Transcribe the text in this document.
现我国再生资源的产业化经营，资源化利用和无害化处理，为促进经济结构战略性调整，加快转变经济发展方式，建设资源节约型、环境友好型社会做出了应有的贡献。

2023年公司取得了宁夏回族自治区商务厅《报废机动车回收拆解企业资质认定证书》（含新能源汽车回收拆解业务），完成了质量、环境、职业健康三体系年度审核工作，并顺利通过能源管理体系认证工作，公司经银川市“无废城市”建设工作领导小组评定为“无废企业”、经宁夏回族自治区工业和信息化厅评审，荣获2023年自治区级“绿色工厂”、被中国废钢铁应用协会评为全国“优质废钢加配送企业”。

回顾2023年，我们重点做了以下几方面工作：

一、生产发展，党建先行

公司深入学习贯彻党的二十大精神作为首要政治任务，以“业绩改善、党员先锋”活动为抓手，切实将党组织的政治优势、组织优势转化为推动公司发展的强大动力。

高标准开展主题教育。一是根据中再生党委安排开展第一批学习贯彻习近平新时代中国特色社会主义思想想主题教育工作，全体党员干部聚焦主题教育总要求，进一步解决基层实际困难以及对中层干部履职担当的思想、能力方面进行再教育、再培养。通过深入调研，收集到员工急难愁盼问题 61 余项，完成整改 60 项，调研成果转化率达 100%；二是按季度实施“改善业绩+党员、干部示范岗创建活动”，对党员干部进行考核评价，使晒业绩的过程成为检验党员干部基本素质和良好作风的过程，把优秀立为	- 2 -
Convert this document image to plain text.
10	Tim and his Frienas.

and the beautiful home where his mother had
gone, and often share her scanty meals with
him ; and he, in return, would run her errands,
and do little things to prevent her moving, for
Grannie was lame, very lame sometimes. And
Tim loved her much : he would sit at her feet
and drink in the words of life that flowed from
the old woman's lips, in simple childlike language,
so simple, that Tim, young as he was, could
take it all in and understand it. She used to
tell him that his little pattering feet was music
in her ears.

···

THE REQUEST => Extract each line from the entries above that contains the string "simple".

SOLUTION TO THIS TASK =>
the old woman's lips, in simple childlike language,
so simple, that Tim, young as he was, could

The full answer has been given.